## Start DATA SHOWN

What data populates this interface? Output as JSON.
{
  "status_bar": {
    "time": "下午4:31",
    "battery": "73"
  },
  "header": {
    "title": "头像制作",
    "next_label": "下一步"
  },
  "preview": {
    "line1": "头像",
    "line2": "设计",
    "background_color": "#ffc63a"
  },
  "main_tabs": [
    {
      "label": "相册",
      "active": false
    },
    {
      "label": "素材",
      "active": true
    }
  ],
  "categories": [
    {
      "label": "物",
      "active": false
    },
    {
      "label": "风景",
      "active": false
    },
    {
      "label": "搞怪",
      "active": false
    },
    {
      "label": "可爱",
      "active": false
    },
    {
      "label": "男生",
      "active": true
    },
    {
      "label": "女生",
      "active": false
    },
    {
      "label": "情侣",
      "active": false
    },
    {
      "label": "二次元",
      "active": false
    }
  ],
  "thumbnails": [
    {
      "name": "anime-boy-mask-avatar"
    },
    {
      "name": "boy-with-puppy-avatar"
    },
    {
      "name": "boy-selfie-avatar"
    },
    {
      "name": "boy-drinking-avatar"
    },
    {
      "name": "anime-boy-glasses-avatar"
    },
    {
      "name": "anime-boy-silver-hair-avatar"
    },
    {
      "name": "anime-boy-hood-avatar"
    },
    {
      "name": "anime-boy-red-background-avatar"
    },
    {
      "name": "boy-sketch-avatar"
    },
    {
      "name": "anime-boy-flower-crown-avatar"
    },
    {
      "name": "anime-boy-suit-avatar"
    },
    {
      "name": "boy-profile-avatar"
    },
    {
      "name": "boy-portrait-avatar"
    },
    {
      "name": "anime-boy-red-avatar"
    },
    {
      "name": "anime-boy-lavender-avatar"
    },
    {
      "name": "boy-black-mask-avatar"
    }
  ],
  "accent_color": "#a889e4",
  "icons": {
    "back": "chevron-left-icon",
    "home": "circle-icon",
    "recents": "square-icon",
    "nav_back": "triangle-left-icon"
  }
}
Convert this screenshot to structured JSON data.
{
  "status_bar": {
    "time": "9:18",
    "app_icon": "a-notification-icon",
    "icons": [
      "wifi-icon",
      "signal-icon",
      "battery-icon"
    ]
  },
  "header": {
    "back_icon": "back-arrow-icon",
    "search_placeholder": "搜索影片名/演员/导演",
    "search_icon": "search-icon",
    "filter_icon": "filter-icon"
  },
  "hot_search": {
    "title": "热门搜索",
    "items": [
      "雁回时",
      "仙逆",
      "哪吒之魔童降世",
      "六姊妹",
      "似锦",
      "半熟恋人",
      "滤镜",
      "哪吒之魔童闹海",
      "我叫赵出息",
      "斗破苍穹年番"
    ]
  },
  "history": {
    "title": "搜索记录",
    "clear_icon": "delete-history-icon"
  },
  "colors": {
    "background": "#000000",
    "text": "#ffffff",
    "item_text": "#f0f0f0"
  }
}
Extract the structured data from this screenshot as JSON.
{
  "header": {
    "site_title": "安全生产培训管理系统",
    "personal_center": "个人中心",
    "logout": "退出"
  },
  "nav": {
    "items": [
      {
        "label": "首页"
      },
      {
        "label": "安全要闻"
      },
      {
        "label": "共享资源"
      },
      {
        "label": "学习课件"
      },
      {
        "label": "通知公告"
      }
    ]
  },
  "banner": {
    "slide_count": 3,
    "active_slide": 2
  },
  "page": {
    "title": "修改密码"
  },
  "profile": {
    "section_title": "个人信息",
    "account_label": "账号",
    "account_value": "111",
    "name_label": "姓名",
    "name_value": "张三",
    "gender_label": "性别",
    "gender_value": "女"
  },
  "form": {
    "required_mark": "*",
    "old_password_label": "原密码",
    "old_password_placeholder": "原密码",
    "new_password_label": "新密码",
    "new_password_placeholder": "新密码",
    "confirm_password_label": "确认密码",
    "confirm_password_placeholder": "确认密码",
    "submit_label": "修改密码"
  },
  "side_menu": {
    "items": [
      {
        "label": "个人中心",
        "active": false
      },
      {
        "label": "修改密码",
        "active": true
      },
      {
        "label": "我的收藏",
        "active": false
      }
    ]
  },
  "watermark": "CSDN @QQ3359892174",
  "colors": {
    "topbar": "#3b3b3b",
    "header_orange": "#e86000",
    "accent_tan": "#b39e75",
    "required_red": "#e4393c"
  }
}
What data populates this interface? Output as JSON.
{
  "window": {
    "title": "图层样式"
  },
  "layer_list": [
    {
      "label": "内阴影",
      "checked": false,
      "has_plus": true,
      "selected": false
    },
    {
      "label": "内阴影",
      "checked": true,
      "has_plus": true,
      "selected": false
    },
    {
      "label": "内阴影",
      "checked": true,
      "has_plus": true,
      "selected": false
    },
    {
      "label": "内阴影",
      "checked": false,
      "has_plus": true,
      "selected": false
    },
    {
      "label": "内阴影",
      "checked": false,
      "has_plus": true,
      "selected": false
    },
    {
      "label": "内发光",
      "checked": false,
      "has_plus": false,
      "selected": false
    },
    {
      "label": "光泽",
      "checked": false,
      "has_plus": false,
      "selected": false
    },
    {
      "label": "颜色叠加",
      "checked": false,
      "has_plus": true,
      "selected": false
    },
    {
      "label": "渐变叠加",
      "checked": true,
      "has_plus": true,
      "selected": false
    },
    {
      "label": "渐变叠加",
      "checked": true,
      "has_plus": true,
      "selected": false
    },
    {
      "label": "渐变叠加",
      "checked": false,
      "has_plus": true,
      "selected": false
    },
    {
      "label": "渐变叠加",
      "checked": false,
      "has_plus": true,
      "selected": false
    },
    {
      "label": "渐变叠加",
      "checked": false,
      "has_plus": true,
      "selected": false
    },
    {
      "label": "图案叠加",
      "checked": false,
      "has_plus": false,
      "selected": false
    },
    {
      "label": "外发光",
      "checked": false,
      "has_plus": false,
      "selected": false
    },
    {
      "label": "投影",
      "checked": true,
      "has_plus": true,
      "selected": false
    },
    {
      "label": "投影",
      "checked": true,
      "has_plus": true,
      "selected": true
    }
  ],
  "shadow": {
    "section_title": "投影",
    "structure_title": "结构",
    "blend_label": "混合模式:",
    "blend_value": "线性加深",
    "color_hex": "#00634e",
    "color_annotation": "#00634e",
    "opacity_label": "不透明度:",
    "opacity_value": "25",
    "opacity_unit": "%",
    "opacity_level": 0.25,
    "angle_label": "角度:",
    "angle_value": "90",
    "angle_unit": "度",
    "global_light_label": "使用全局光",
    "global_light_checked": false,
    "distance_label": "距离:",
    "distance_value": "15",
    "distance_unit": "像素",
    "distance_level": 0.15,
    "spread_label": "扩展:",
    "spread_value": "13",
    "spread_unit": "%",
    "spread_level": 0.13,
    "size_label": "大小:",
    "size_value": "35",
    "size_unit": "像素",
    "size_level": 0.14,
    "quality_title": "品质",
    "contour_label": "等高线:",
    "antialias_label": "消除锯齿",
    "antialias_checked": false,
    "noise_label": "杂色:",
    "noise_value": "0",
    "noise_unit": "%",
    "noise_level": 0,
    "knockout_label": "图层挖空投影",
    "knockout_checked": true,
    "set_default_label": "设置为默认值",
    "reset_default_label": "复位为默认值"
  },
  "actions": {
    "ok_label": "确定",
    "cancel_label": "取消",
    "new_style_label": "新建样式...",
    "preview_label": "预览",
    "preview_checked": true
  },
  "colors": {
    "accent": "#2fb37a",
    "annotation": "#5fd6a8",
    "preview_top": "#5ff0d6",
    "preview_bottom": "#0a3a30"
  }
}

## End DATA SHOWN

• [WHAT IS REQUIRED] Hand back the material above in full, exactly as written.

• [RESULT]
What data populates this interface? Output as JSON.
{
  "status_bar": {
    "time": "下午4:31",
    "battery": "73"
  },
  "header": {
    "title": "头像制作",
    "next_label": "下一步"
  },
  "preview": {
    "line1": "头像",
    "line2": "设计",
    "background_color": "#ffc63a"
  },
  "main_tabs": [
    {
      "label": "相册",
      "active": false
    },
    {
      "label": "素材",
      "active": true
    }
  ],
  "categories": [
    {
      "label": "物",
      "active": false
    },
    {
      "label": "风景",
      "active": false
    },
    {
      "label": "搞怪",
      "active": false
    },
    {
      "label": "可爱",
      "active": false
    },
    {
      "label": "男生",
      "active": true
    },
    {
      "label": "女生",
      "active": false
    },
    {
      "label": "情侣",
      "active": false
    },
    {
      "label": "二次元",
      "active": false
    }
  ],
  "thumbnails": [
    {
      "name": "anime-boy-mask-avatar"
    },
    {
      "name": "boy-with-puppy-avatar"
    },
    {
      "name": "boy-selfie-avatar"
    },
    {
      "name": "boy-drinking-avatar"
    },
    {
      "name": "anime-boy-glasses-avatar"
    },
    {
      "name": "anime-boy-silver-hair-avatar"
    },
    {
      "name": "anime-boy-hood-avatar"
    },
    {
      "name": "anime-boy-red-background-avatar"
    },
    {
      "name": "boy-sketch-avatar"
    },
    {
      "name": "anime-boy-flower-crown-avatar"
    },
    {
      "name": "anime-boy-suit-avatar"
    },
    {
      "name": "boy-profile-avatar"
    },
    {
      "name": "boy-portrait-avatar"
    },
    {
      "name": "anime-boy-red-avatar"
    },
    {
      "name": "anime-boy-lavender-avatar"
    },
    {
      "name": "boy-black-mask-avatar"
    }
  ],
  "accent_color": "#a889e4",
  "icons": {
    "back": "chevron-left-icon",
    "home": "circle-icon",
    "recents": "square-icon",
    "nav_back": "triangle-left-icon"
  }
}
Convert this screenshot to structured JSON data.
{
  "status_bar": {
    "time": "9:18",
    "app_icon": "a-notification-icon",
    "icons": [
      "wifi-icon",
      "signal-icon",
      "battery-icon"
    ]
  },
  "header": {
    "back_icon": "back-arrow-icon",
    "search_placeholder": "搜索影片名/演员/导演",
    "search_icon": "search-icon",
    "filter_icon": "filter-icon"
  },
  "hot_search": {
    "title": "热门搜索",
    "items": [
      "雁回时",
      "仙逆",
      "哪吒之魔童降世",
      "六姊妹",
      "似锦",
      "半熟恋人",
      "滤镜",
      "哪吒之魔童闹海",
      "我叫赵出息",
      "斗破苍穹年番"
    ]
  },
  "history": {
    "title": "搜索记录",
    "clear_icon": "delete-history-icon"
  },
  "colors": {
    "background": "#000000",
    "text": "#ffffff",
    "item_text": "#f0f0f0"
  }
}
Extract the structured data from this screenshot as JSON.
{
  "header": {
    "site_title": "安全生产培训管理系统",
    "personal_center": "个人中心",
    "logout": "退出"
  },
  "nav": {
    "items": [
      {
        "label": "首页"
      },
      {
        "label": "安全要闻"
      },
      {
        "label": "共享资源"
      },
      {
        "label": "学习课件"
      },
      {
        "label": "通知公告"
      }
    ]
  },
  "banner": {
    "slide_count": 3,
    "active_slide": 2
  },
  "page": {
    "title": "修改密码"
  },
  "profile": {
    "section_title": "个人信息",
    "account_label": "账号",
    "account_value": "111",
    "name_label": "姓名",
    "name_value": "张三",
    "gender_label": "性别",
    "gender_value": "女"
  },
  "form": {
    "required_mark": "*",
    "old_password_label": "原密码",
    "old_password_placeholder": "原密码",
    "new_password_label": "新密码",
    "new_password_placeholder": "新密码",
    "confirm_password_label": "确认密码",
    "confirm_password_placeholder": "确认密码",
    "submit_label": "修改密码"
  },
  "side_menu": {
    "items": [
      {
        "label": "个人中心",
        "active": false
      },
      {
        "label": "修改密码",
        "active": true
      },
      {
        "label": "我的收藏",
        "active": false
      }
    ]
  },
  "watermark": "CSDN @QQ3359892174",
  "colors": {
    "topbar": "#3b3b3b",
    "header_orange": "#e86000",
    "accent_tan": "#b39e75",
    "required_red": "#e4393c"
  }
}
What data populates this interface? Output as JSON.
{
  "window": {
    "title": "图层样式"
  },
  "layer_list": [
    {
      "label": "内阴影",
      "checked": false,
      "has_plus": true,
      "selected": false
    },
    {
      "label": "内阴影",
      "checked": true,
      "has_plus": true,
      "selected": false
    },
    {
      "label": "内阴影",
      "checked": true,
      "has_plus": true,
      "selected": false
    },
    {
      "label": "内阴影",
      "checked": false,
      "has_plus": true,
      "selected": false
    },
    {
      "label": "内阴影",
      "checked": false,
      "has_plus": true,
      "selected": false
    },
    {
      "label": "内发光",
      "checked": false,
      "has_plus": false,
      "selected": false
    },
    {
      "label": "光泽",
      "checked": false,
      "has_plus": false,
      "selected": false
    },
    {
      "label": "颜色叠加",
      "checked": false,
      "has_plus": true,
      "selected": false
    },
    {
      "label": "渐变叠加",
      "checked": true,
      "has_plus": true,
      "selected": false
    },
    {
      "label": "渐变叠加",
      "checked": true,
      "has_plus": true,
      "selected": false
    },
    {
      "label": "渐变叠加",
      "checked": false,
      "has_plus": true,
      "selected": false
    },
    {
      "label": "渐变叠加",
      "checked": false,
      "has_plus": true,
      "selected": false
    },
    {
      "label": "渐变叠加",
      "checked": false,
      "has_plus": true,
      "selected": false
    },
    {
      "label": "图案叠加",
      "checked": false,
      "has_plus": false,
      "selected": false
    },
    {
      "label": "外发光",
      "checked": false,
      "has_plus": false,
      "selected": false
    },
    {
      "label": "投影",
      "checked": true,
      "has_plus": true,
      "selected": false
    },
    {
      "label": "投影",
      "checked": true,
      "has_plus": true,
      "selected": true
    }
  ],
  "shadow": {
    "section_title": "投影",
    "structure_title": "结构",
    "blend_label": "混合模式:",
    "blend_value": "线性加深",
    "color_hex": "#00634e",
    "color_annotation": "#00634e",
    "opacity_label": "不透明度:",
    "opacity_value": "25",
    "opacity_unit": "%",
    "opacity_level": 0.25,
    "angle_label": "角度:",
    "angle_value": "90",
    "angle_unit": "度",
    "global_light_label": "使用全局光",
    "global_light_checked": false,
    "distance_label": "距离:",
    "distance_value": "15",
    "distance_unit": "像素",
    "distance_level": 0.15,
    "spread_label": "扩展:",
    "spread_value": "13",
    "spread_unit": "%",
    "spread_level": 0.13,
    "size_label": "大小:",
    "size_value": "35",
    "size_unit": "像素",
    "size_level": 0.14,
    "quality_title": "品质",
    "contour_label": "等高线:",
    "antialias_label": "消除锯齿",
    "antialias_checked": false,
    "noise_label": "杂色:",
    "noise_value": "0",
    "noise_unit": "%",
    "noise_level": 0,
    "knockout_label": "图层挖空投影",
    "knockout_checked": true,
    "set_default_label": "设置为默认值",
    "reset_default_label": "复位为默认值"
  },
  "actions": {
    "ok_label": "确定",
    "cancel_label": "取消",
    "new_style_label": "新建样式...",
    "preview_label": "预览",
    "preview_checked": true
  },
  "colors": {
    "accent": "#2fb37a",
    "annotation": "#5fd6a8",
    "preview_top": "#5ff0d6",
    "preview_bottom": "#0a3a30"
  }
}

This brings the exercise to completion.